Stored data
+ + + +
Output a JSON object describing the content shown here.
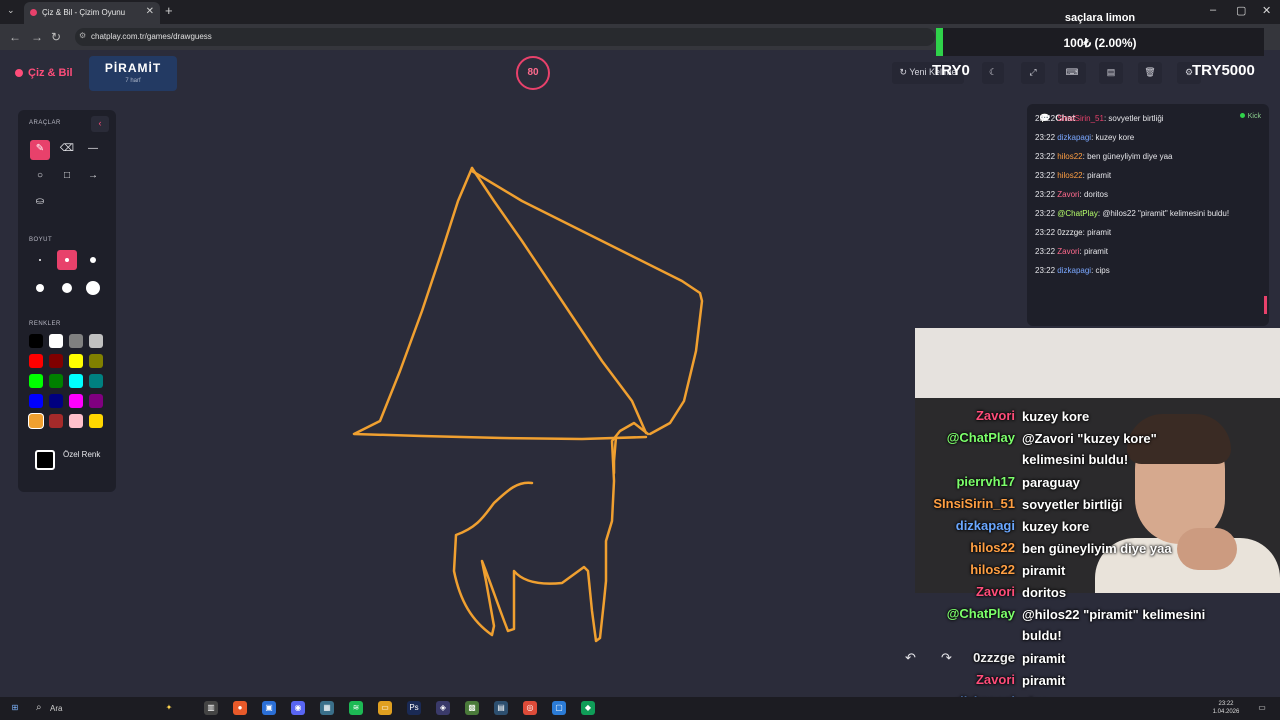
{
  "browser": {
    "tab_title": "Çiz & Bil - Çizim Oyunu",
    "url": "chatplay.com.tr/games/drawguess"
  },
  "header": {
    "logo": "Çiz & Bil",
    "word": "PİRAMİT",
    "word_hint": "7 harf",
    "timer": "80",
    "new_word": "Yeni Kelime"
  },
  "overlay": {
    "donation_title": "saçlara limon",
    "donation_amount": "100₺ (2.00%)",
    "donation_progress": 0.02,
    "try_left": "TRY0",
    "try_right": "TRY5000"
  },
  "tools": {
    "tools_label": "ARAÇLAR",
    "size_label": "BOYUT",
    "colors_label": "RENKLER",
    "custom_color": "Özel Renk",
    "colors": [
      "#000000",
      "#ffffff",
      "#808080",
      "#c0c0c0",
      "#ff0000",
      "#800000",
      "#ffff00",
      "#808000",
      "#00ff00",
      "#008000",
      "#00ffff",
      "#008080",
      "#0000ff",
      "#000080",
      "#ff00ff",
      "#800080",
      "#f0a030",
      "#a52a2a",
      "#ffc0cb",
      "#ffd700"
    ],
    "selected_color": "#f0a030"
  },
  "chat": {
    "title": "Chat",
    "platform": "Kick",
    "messages": [
      {
        "time": "23:22",
        "user": "SinsiSirin_51",
        "color": "#e8416b",
        "text": "sovyetler birtliği"
      },
      {
        "time": "23:22",
        "user": "dizkapagi",
        "color": "#7aa7ff",
        "text": "kuzey kore"
      },
      {
        "time": "23:22",
        "user": "hilos22",
        "color": "#ff9f43",
        "text": "ben güneyliyim diye yaa"
      },
      {
        "time": "23:22",
        "user": "hilos22",
        "color": "#ff9f43",
        "text": "piramit"
      },
      {
        "time": "23:22",
        "user": "Zavori",
        "color": "#ff6a8d",
        "text": "doritos"
      },
      {
        "time": "23:22",
        "user": "@ChatPlay",
        "color": "#b6ff6b",
        "text": "@hilos22 \"piramit\" kelimesini buldu!"
      },
      {
        "time": "23:22",
        "user": "0zzzge",
        "color": "#f0f0f0",
        "text": "piramit"
      },
      {
        "time": "23:22",
        "user": "Zavori",
        "color": "#ff6a8d",
        "text": "piramit"
      },
      {
        "time": "23:22",
        "user": "dizkapagi",
        "color": "#7aa7ff",
        "text": "cips"
      }
    ]
  },
  "stream_chat": [
    {
      "user": "Zavori",
      "color": "#ff4d7a",
      "text": "kuzey kore"
    },
    {
      "user": "@ChatPlay",
      "color": "#7cff6b",
      "text": "@Zavori \"kuzey kore\" kelimesini buldu!"
    },
    {
      "user": "pierrvh17",
      "color": "#7cff6b",
      "text": "paraguay"
    },
    {
      "user": "SInsiSirin_51",
      "color": "#ff9f43",
      "text": "sovyetler birtliği"
    },
    {
      "user": "dizkapagi",
      "color": "#6aa7ff",
      "text": "kuzey kore"
    },
    {
      "user": "hilos22",
      "color": "#ff9f43",
      "text": "ben güneyliyim diye yaa"
    },
    {
      "user": "hilos22",
      "color": "#ff9f43",
      "text": "piramit"
    },
    {
      "user": "Zavori",
      "color": "#ff4d7a",
      "text": "doritos"
    },
    {
      "user": "@ChatPlay",
      "color": "#7cff6b",
      "text": "@hilos22 \"piramit\" kelimesini buldu!"
    },
    {
      "user": "0zzzge",
      "color": "#f0f0f0",
      "text": "piramit"
    },
    {
      "user": "Zavori",
      "color": "#ff4d7a",
      "text": "piramit"
    },
    {
      "user": "dizkapagi",
      "color": "#6aa7ff",
      "text": "cips"
    }
  ],
  "taskbar": {
    "search": "Ara",
    "time": "23:22",
    "date": "1.04.2026"
  },
  "drawing": {
    "stroke_color": "#f0a030"
  }
}
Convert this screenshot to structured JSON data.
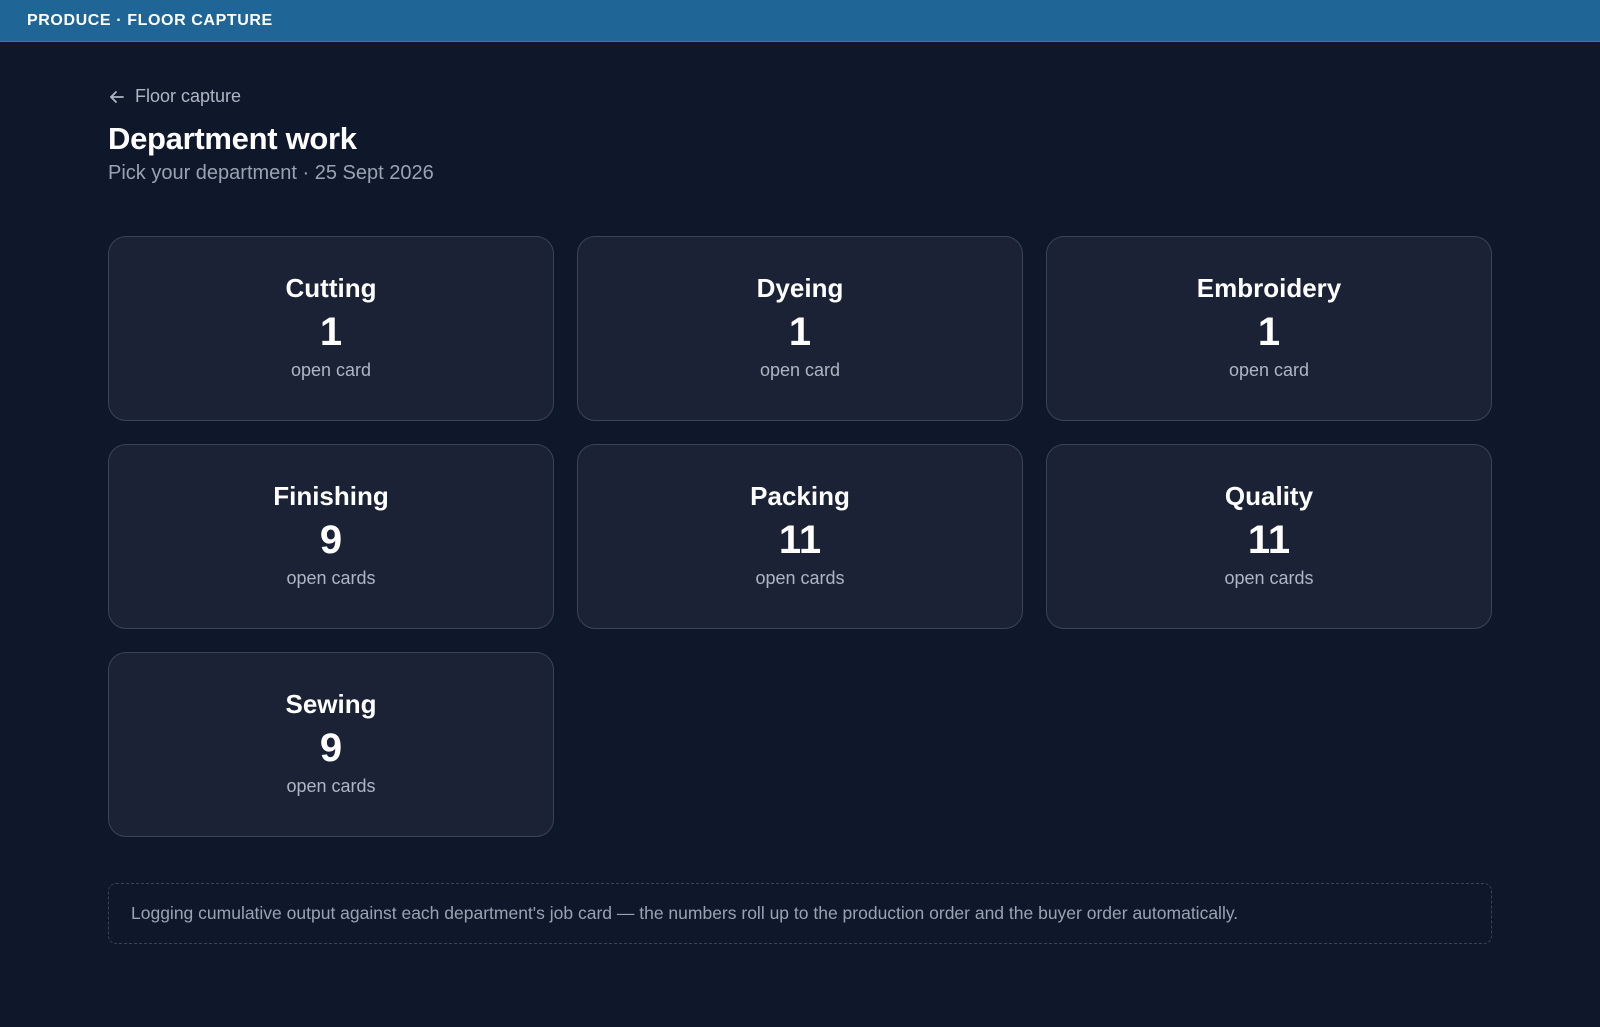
{
  "app": {
    "title": "PRODUCE · FLOOR CAPTURE"
  },
  "header": {
    "back_label": "Floor capture",
    "back_icon": "arrow-left-icon",
    "title": "Department work",
    "subtitle": "Pick your department · 25 Sept 2026"
  },
  "departments": [
    {
      "name": "Cutting",
      "count": "1",
      "unit": "open card"
    },
    {
      "name": "Dyeing",
      "count": "1",
      "unit": "open card"
    },
    {
      "name": "Embroidery",
      "count": "1",
      "unit": "open card"
    },
    {
      "name": "Finishing",
      "count": "9",
      "unit": "open cards"
    },
    {
      "name": "Packing",
      "count": "11",
      "unit": "open cards"
    },
    {
      "name": "Quality",
      "count": "11",
      "unit": "open cards"
    },
    {
      "name": "Sewing",
      "count": "9",
      "unit": "open cards"
    }
  ],
  "note": {
    "text": "Logging cumulative output against each department's job card — the numbers roll up to the production order and the buyer order automatically."
  },
  "colors": {
    "topbar": "#1f6696",
    "background": "#0f172a",
    "card": "#1b2236",
    "card_border": "#3a4458"
  }
}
+ + + +
Leave out the pictures and transcribe everything else exactly.

• OUTPUT FOR THIS TASK:
Output a JSON object describing the content shown here.
{
  "browser": {
    "tab_title": "Çiz & Bil - Çizim Oyunu",
    "url": "chatplay.com.tr/games/drawguess"
  },
  "header": {
    "logo": "Çiz & Bil",
    "word": "PİRAMİT",
    "word_hint": "7 harf",
    "timer": "80",
    "new_word": "Yeni Kelime"
  },
  "overlay": {
    "donation_title": "saçlara limon",
    "donation_amount": "100₺ (2.00%)",
    "donation_progress": 0.02,
    "try_left": "TRY0",
    "try_right": "TRY5000"
  },
  "tools": {
    "tools_label": "ARAÇLAR",
    "size_label": "BOYUT",
    "colors_label": "RENKLER",
    "custom_color": "Özel Renk",
    "colors": [
      "#000000",
      "#ffffff",
      "#808080",
      "#c0c0c0",
      "#ff0000",
      "#800000",
      "#ffff00",
      "#808000",
      "#00ff00",
      "#008000",
      "#00ffff",
      "#008080",
      "#0000ff",
      "#000080",
      "#ff00ff",
      "#800080",
      "#f0a030",
      "#a52a2a",
      "#ffc0cb",
      "#ffd700"
    ],
    "selected_color": "#f0a030"
  },
  "chat": {
    "title": "Chat",
    "platform": "Kick",
    "messages": [
      {
        "time": "23:22",
        "user": "SinsiSirin_51",
        "color": "#e8416b",
        "text": "sovyetler birtliği"
      },
      {
        "time": "23:22",
        "user": "dizkapagi",
        "color": "#7aa7ff",
        "text": "kuzey kore"
      },
      {
        "time": "23:22",
        "user": "hilos22",
        "color": "#ff9f43",
        "text": "ben güneyliyim diye yaa"
      },
      {
        "time": "23:22",
        "user": "hilos22",
        "color": "#ff9f43",
        "text": "piramit"
      },
      {
        "time": "23:22",
        "user": "Zavori",
        "color": "#ff6a8d",
        "text": "doritos"
      },
      {
        "time": "23:22",
        "user": "@ChatPlay",
        "color": "#b6ff6b",
        "text": "@hilos22 \"piramit\" kelimesini buldu!"
      },
      {
        "time": "23:22",
        "user": "0zzzge",
        "color": "#f0f0f0",
        "text": "piramit"
      },
      {
        "time": "23:22",
        "user": "Zavori",
        "color": "#ff6a8d",
        "text": "piramit"
      },
      {
        "time": "23:22",
        "user": "dizkapagi",
        "color": "#7aa7ff",
        "text": "cips"
      }
    ]
  },
  "stream_chat": [
    {
      "user": "Zavori",
      "color": "#ff4d7a",
      "text": "kuzey kore"
    },
    {
      "user": "@ChatPlay",
      "color": "#7cff6b",
      "text": "@Zavori \"kuzey kore\" kelimesini buldu!"
    },
    {
      "user": "pierrvh17",
      "color": "#7cff6b",
      "text": "paraguay"
    },
    {
      "user": "SInsiSirin_51",
      "color": "#ff9f43",
      "text": "sovyetler birtliği"
    },
    {
      "user": "dizkapagi",
      "color": "#6aa7ff",
      "text": "kuzey kore"
    },
    {
      "user": "hilos22",
      "color": "#ff9f43",
      "text": "ben güneyliyim diye yaa"
    },
    {
      "user": "hilos22",
      "color": "#ff9f43",
      "text": "piramit"
    },
    {
      "user": "Zavori",
      "color": "#ff4d7a",
      "text": "doritos"
    },
    {
      "user": "@ChatPlay",
      "color": "#7cff6b",
      "text": "@hilos22 \"piramit\" kelimesini buldu!"
    },
    {
      "user": "0zzzge",
      "color": "#f0f0f0",
      "text": "piramit"
    },
    {
      "user": "Zavori",
      "color": "#ff4d7a",
      "text": "piramit"
    },
    {
      "user": "dizkapagi",
      "color": "#6aa7ff",
      "text": "cips"
    }
  ],
  "taskbar": {
    "search": "Ara",
    "time": "23:22",
    "date": "1.04.2026"
  },
  "drawing": {
    "stroke_color": "#f0a030"
  }
}
Convert this screenshot to structured JSON data.
{
  "app": {
    "title": "PRODUCE · FLOOR CAPTURE"
  },
  "header": {
    "back_label": "Floor capture",
    "back_icon": "arrow-left-icon",
    "title": "Department work",
    "subtitle": "Pick your department · 25 Sept 2026"
  },
  "departments": [
    {
      "name": "Cutting",
      "count": "1",
      "unit": "open card"
    },
    {
      "name": "Dyeing",
      "count": "1",
      "unit": "open card"
    },
    {
      "name": "Embroidery",
      "count": "1",
      "unit": "open card"
    },
    {
      "name": "Finishing",
      "count": "9",
      "unit": "open cards"
    },
    {
      "name": "Packing",
      "count": "11",
      "unit": "open cards"
    },
    {
      "name": "Quality",
      "count": "11",
      "unit": "open cards"
    },
    {
      "name": "Sewing",
      "count": "9",
      "unit": "open cards"
    }
  ],
  "note": {
    "text": "Logging cumulative output against each department's job card — the numbers roll up to the production order and the buyer order automatically."
  },
  "colors": {
    "topbar": "#1f6696",
    "background": "#0f172a",
    "card": "#1b2236",
    "card_border": "#3a4458"
  }
}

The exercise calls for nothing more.